Problem
Return each line of the records below without any changes, keeping the original order.

# # # # # # #

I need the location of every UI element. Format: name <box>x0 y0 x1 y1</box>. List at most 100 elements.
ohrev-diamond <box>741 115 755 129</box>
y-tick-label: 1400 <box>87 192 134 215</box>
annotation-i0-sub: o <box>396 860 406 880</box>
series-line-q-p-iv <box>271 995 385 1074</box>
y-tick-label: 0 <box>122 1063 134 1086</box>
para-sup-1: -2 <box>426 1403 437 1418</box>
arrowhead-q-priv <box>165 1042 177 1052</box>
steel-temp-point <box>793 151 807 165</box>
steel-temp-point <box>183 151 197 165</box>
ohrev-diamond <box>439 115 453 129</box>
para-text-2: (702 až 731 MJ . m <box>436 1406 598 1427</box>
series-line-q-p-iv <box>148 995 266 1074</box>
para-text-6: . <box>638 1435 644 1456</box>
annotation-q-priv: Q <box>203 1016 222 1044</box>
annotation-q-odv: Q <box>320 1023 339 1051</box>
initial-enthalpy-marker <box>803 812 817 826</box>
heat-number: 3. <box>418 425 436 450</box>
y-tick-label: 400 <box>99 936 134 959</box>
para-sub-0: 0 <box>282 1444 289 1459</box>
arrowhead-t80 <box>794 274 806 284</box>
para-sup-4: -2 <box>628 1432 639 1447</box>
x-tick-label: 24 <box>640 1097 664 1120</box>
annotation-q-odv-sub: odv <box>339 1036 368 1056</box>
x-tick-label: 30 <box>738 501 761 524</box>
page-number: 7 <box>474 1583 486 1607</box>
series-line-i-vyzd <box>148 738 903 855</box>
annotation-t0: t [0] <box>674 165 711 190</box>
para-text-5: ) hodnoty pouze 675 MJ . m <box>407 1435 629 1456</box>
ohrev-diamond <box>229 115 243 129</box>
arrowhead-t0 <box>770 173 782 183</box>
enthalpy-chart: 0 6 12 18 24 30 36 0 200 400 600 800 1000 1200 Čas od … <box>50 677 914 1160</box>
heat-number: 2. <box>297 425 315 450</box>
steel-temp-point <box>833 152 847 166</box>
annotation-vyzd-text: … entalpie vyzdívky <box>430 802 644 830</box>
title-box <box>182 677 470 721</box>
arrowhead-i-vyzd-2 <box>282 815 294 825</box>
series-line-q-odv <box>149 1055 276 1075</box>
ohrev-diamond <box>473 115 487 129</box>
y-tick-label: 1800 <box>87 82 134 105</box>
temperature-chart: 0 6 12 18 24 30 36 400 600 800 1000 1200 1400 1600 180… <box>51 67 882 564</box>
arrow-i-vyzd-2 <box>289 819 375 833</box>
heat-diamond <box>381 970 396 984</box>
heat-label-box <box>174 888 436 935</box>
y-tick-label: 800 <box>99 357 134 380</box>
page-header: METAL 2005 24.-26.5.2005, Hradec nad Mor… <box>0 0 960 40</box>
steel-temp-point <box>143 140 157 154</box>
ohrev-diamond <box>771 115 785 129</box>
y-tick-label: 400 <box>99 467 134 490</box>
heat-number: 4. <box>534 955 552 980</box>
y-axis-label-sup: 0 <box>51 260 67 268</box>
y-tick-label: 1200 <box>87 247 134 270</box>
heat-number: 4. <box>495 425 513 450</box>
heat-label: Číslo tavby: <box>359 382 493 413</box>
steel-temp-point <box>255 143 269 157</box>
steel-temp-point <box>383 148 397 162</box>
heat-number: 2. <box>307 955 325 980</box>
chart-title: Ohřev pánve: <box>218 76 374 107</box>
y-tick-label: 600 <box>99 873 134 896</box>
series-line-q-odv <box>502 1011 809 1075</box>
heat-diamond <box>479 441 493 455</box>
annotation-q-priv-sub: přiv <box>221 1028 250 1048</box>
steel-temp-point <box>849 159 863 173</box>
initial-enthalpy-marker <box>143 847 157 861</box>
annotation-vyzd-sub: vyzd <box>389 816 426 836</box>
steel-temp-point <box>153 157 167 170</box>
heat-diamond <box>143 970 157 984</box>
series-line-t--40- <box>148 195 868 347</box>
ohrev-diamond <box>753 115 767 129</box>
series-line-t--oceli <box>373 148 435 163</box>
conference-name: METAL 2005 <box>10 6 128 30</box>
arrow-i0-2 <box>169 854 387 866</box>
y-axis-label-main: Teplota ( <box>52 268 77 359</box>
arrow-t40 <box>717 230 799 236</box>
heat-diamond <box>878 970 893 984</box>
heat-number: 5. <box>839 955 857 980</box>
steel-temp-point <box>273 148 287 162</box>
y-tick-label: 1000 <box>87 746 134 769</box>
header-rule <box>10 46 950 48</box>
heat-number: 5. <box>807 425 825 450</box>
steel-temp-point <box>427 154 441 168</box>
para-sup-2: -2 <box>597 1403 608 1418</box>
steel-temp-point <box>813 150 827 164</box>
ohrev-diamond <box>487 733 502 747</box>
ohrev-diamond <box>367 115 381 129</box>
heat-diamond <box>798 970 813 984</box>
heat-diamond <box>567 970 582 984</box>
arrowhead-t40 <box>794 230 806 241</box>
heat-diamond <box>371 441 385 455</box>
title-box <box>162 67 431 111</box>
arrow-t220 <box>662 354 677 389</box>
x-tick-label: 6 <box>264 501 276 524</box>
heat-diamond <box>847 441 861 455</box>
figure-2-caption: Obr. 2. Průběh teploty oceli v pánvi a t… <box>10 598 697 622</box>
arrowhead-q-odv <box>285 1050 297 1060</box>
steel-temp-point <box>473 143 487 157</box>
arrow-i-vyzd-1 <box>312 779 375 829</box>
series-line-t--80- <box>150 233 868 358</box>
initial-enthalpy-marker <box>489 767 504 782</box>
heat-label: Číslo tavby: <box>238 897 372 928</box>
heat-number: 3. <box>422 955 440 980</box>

# # # # # # #

Answer to the exercise
I need the location of every UI element. Format: name <box>x0 y0 x1 y1</box>. List at most 100 elements.
ohrev-diamond <box>741 115 755 129</box>
y-tick-label: 1400 <box>87 192 134 215</box>
annotation-i0-sub: o <box>396 860 406 880</box>
series-line-q-p-iv <box>271 995 385 1074</box>
y-tick-label: 0 <box>122 1063 134 1086</box>
para-sup-1: -2 <box>426 1403 437 1418</box>
arrowhead-q-priv <box>165 1042 177 1052</box>
steel-temp-point <box>793 151 807 165</box>
steel-temp-point <box>183 151 197 165</box>
ohrev-diamond <box>439 115 453 129</box>
para-text-2: (702 až 731 MJ . m <box>436 1406 598 1427</box>
series-line-q-p-iv <box>148 995 266 1074</box>
para-text-6: . <box>638 1435 644 1456</box>
annotation-q-priv: Q <box>203 1016 222 1044</box>
annotation-q-odv: Q <box>320 1023 339 1051</box>
initial-enthalpy-marker <box>803 812 817 826</box>
heat-number: 3. <box>418 425 436 450</box>
y-tick-label: 400 <box>99 936 134 959</box>
para-sub-0: 0 <box>282 1444 289 1459</box>
arrowhead-t80 <box>794 274 806 284</box>
para-sup-4: -2 <box>628 1432 639 1447</box>
x-tick-label: 24 <box>640 1097 664 1120</box>
annotation-q-odv-sub: odv <box>339 1036 368 1056</box>
x-tick-label: 30 <box>738 501 761 524</box>
page-number: 7 <box>474 1583 486 1607</box>
series-line-i-vyzd <box>148 738 903 855</box>
annotation-t0: t [0] <box>674 165 711 190</box>
para-text-5: ) hodnoty pouze 675 MJ . m <box>407 1435 629 1456</box>
ohrev-diamond <box>229 115 243 129</box>
arrowhead-t0 <box>770 173 782 183</box>
enthalpy-chart: 0 6 12 18 24 30 36 0 200 400 600 800 1000 1200 Čas od … <box>50 677 914 1160</box>
heat-number: 2. <box>297 425 315 450</box>
steel-temp-point <box>833 152 847 166</box>
annotation-vyzd-text: … entalpie vyzdívky <box>430 802 644 830</box>
title-box <box>182 677 470 721</box>
arrowhead-i-vyzd-2 <box>282 815 294 825</box>
series-line-q-odv <box>149 1055 276 1075</box>
ohrev-diamond <box>473 115 487 129</box>
y-tick-label: 1800 <box>87 82 134 105</box>
temperature-chart: 0 6 12 18 24 30 36 400 600 800 1000 1200 1400 1600 180… <box>51 67 882 564</box>
arrow-i-vyzd-2 <box>289 819 375 833</box>
heat-diamond <box>381 970 396 984</box>
heat-label-box <box>174 888 436 935</box>
y-tick-label: 800 <box>99 357 134 380</box>
page-header: METAL 2005 24.-26.5.2005, Hradec nad Mor… <box>0 0 960 40</box>
steel-temp-point <box>143 140 157 154</box>
ohrev-diamond <box>771 115 785 129</box>
y-tick-label: 400 <box>99 467 134 490</box>
heat-number: 4. <box>534 955 552 980</box>
y-axis-label-sup: 0 <box>51 260 67 268</box>
y-tick-label: 1200 <box>87 247 134 270</box>
heat-number: 4. <box>495 425 513 450</box>
heat-label: Číslo tavby: <box>359 382 493 413</box>
steel-temp-point <box>255 143 269 157</box>
steel-temp-point <box>383 148 397 162</box>
heat-number: 2. <box>307 955 325 980</box>
chart-title: Ohřev pánve: <box>218 76 374 107</box>
y-tick-label: 600 <box>99 873 134 896</box>
series-line-q-odv <box>502 1011 809 1075</box>
heat-diamond <box>479 441 493 455</box>
annotation-q-priv-sub: přiv <box>221 1028 250 1048</box>
steel-temp-point <box>849 159 863 173</box>
initial-enthalpy-marker <box>143 847 157 861</box>
annotation-vyzd-sub: vyzd <box>389 816 426 836</box>
steel-temp-point <box>153 157 167 170</box>
heat-diamond <box>143 970 157 984</box>
series-line-t--40- <box>148 195 868 347</box>
ohrev-diamond <box>753 115 767 129</box>
series-line-t--oceli <box>373 148 435 163</box>
conference-name: METAL 2005 <box>10 6 128 30</box>
arrow-i0-2 <box>169 854 387 866</box>
y-axis-label-main: Teplota ( <box>52 268 77 359</box>
arrow-t40 <box>717 230 799 236</box>
heat-diamond <box>878 970 893 984</box>
heat-number: 5. <box>839 955 857 980</box>
steel-temp-point <box>273 148 287 162</box>
y-tick-label: 1000 <box>87 746 134 769</box>
header-rule <box>10 46 950 48</box>
heat-number: 5. <box>807 425 825 450</box>
steel-temp-point <box>427 154 441 168</box>
para-sup-2: -2 <box>597 1403 608 1418</box>
steel-temp-point <box>813 150 827 164</box>
ohrev-diamond <box>487 733 502 747</box>
ohrev-diamond <box>367 115 381 129</box>
heat-diamond <box>798 970 813 984</box>
heat-diamond <box>567 970 582 984</box>
arrowhead-t40 <box>794 230 806 241</box>
heat-diamond <box>371 441 385 455</box>
title-box <box>162 67 431 111</box>
arrow-t220 <box>662 354 677 389</box>
x-tick-label: 6 <box>264 501 276 524</box>
heat-diamond <box>847 441 861 455</box>
figure-2-caption: Obr. 2. Průběh teploty oceli v pánvi a t… <box>10 598 697 622</box>
arrowhead-q-odv <box>285 1050 297 1060</box>
steel-temp-point <box>473 143 487 157</box>
arrow-i-vyzd-1 <box>312 779 375 829</box>
series-line-t--80- <box>150 233 868 358</box>
initial-enthalpy-marker <box>489 767 504 782</box>
heat-label: Číslo tavby: <box>238 897 372 928</box>
heat-number: 3. <box>422 955 440 980</box>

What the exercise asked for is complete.